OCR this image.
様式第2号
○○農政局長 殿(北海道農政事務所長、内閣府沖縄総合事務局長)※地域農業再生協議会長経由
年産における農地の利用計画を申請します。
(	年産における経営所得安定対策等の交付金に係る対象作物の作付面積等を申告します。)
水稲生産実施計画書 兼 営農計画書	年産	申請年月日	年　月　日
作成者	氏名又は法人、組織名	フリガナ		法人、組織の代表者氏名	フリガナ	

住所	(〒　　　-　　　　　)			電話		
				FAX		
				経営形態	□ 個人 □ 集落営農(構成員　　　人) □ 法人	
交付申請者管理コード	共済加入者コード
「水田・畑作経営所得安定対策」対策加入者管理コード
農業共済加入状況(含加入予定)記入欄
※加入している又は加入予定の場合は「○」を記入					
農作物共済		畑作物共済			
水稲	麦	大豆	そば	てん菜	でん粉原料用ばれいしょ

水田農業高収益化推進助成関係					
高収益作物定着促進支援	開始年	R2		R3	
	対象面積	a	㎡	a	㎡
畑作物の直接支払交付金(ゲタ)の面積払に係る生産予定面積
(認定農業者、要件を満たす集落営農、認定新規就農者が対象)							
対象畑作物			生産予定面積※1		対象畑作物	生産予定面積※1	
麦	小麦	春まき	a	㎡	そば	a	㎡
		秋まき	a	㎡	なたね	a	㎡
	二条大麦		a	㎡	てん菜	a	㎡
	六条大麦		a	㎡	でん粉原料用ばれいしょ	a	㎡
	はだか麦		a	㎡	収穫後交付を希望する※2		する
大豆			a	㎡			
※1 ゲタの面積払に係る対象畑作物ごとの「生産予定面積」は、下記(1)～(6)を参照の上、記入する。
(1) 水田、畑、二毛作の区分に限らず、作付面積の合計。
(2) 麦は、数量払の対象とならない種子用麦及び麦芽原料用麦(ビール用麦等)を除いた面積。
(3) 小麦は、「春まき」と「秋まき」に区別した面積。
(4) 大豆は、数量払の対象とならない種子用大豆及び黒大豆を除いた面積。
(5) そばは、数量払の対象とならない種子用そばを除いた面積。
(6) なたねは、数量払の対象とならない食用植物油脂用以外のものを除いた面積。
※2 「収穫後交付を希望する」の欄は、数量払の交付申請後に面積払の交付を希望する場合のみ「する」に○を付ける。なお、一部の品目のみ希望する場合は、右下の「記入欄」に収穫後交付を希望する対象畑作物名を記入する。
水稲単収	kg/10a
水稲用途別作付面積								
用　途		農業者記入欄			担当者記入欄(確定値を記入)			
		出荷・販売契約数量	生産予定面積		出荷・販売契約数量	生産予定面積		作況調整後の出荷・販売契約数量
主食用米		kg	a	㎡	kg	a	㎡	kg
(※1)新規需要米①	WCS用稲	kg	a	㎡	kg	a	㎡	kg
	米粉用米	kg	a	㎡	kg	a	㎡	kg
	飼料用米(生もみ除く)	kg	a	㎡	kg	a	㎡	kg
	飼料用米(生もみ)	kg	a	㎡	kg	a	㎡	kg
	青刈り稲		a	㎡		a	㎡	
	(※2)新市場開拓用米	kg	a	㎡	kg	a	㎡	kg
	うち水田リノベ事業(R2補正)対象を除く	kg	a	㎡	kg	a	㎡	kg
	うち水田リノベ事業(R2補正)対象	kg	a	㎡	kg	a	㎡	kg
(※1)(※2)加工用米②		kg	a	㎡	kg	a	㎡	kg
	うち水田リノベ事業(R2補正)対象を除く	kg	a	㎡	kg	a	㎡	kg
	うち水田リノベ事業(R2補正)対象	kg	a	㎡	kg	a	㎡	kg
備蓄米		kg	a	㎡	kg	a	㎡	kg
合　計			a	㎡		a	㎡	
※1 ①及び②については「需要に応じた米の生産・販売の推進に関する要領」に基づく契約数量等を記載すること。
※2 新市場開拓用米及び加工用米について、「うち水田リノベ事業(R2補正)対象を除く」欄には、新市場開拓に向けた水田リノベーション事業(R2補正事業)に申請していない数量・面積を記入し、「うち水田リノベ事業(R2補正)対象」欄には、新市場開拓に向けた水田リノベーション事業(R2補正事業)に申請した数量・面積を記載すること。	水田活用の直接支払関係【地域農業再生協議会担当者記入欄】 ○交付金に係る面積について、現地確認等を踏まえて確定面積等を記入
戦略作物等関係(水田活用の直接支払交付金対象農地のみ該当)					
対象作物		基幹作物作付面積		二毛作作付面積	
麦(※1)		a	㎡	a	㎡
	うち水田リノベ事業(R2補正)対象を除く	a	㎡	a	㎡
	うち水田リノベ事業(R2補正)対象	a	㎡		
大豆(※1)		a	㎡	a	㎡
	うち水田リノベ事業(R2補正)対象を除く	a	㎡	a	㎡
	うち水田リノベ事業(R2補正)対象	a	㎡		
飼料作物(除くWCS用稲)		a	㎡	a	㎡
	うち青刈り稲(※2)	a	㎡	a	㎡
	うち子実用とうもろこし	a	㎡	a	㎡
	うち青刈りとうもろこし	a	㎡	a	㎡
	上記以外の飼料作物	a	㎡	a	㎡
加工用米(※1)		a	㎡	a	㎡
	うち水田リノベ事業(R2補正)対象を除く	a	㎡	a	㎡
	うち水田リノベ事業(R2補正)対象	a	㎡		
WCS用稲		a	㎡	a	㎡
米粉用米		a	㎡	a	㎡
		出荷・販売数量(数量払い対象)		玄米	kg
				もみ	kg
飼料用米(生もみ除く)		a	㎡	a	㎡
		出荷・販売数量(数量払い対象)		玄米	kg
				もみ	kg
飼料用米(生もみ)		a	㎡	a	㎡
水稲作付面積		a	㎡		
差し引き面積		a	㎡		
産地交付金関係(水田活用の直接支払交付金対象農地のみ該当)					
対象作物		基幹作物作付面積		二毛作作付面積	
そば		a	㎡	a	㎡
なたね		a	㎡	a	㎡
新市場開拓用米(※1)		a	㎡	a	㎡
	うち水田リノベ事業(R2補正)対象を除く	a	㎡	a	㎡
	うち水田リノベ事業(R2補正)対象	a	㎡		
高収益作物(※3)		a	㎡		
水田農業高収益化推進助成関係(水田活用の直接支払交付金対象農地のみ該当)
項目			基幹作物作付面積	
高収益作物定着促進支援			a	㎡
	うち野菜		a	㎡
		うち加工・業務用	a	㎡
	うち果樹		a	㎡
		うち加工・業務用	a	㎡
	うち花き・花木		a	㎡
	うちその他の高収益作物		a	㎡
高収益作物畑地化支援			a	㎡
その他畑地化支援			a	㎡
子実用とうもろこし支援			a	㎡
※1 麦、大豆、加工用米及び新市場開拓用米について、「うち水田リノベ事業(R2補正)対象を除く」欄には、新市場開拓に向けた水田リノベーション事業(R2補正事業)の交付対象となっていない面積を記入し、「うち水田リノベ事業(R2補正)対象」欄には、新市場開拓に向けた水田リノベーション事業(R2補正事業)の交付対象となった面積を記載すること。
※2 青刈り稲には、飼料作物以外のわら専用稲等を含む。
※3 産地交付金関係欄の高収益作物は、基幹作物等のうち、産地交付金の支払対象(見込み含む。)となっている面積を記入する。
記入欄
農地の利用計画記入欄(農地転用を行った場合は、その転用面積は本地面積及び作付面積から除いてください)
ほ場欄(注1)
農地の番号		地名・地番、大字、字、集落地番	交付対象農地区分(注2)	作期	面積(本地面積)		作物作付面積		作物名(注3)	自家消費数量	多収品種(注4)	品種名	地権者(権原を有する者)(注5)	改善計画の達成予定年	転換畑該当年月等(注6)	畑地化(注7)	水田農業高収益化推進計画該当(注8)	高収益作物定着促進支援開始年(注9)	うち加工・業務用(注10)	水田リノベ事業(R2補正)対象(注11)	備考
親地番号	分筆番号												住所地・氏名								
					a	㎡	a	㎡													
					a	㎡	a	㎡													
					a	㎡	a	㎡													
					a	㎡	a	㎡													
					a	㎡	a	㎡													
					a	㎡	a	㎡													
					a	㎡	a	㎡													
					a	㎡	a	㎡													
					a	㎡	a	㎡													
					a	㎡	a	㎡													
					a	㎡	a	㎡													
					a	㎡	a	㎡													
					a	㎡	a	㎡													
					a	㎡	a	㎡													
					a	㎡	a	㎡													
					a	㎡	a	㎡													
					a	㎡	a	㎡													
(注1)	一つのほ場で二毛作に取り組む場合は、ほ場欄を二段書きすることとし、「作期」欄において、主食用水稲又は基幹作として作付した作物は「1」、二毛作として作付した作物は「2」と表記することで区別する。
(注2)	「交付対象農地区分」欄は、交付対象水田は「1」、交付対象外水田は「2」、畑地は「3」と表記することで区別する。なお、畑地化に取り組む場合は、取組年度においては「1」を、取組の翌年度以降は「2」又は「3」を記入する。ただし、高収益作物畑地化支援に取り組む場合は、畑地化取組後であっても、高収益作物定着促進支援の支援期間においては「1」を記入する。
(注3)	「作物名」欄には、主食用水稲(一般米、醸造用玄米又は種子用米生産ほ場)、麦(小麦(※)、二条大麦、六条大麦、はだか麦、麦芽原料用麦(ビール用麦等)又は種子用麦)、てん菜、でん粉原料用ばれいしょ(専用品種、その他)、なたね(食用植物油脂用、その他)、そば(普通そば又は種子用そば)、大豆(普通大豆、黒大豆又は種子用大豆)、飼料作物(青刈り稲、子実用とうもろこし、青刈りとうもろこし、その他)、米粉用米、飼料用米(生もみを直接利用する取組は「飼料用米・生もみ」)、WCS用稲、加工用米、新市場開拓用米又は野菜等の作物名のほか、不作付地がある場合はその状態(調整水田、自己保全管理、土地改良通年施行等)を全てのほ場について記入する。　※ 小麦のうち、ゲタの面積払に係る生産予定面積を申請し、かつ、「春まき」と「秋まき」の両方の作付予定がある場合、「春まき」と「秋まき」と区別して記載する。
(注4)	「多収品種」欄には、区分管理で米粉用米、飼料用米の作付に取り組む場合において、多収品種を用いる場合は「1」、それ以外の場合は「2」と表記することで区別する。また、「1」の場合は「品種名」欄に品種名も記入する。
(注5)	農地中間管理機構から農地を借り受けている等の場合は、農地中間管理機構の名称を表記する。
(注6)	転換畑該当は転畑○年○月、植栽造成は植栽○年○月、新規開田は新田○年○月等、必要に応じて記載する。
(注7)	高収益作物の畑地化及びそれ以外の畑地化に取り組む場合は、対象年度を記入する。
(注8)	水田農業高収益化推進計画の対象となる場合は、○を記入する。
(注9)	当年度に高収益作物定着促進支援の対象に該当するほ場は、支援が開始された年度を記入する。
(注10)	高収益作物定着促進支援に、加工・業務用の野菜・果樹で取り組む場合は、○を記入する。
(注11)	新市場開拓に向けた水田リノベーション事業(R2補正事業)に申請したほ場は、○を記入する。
===
# DIRECTIONS
Gather up every line from the listing above in which the word "水田農業高収益化推進助成関係" occurs.

# REPLY
水田農業高収益化推進助成関係					
水田農業高収益化推進助成関係(水田活用の直接支払交付金対象農地のみ該当)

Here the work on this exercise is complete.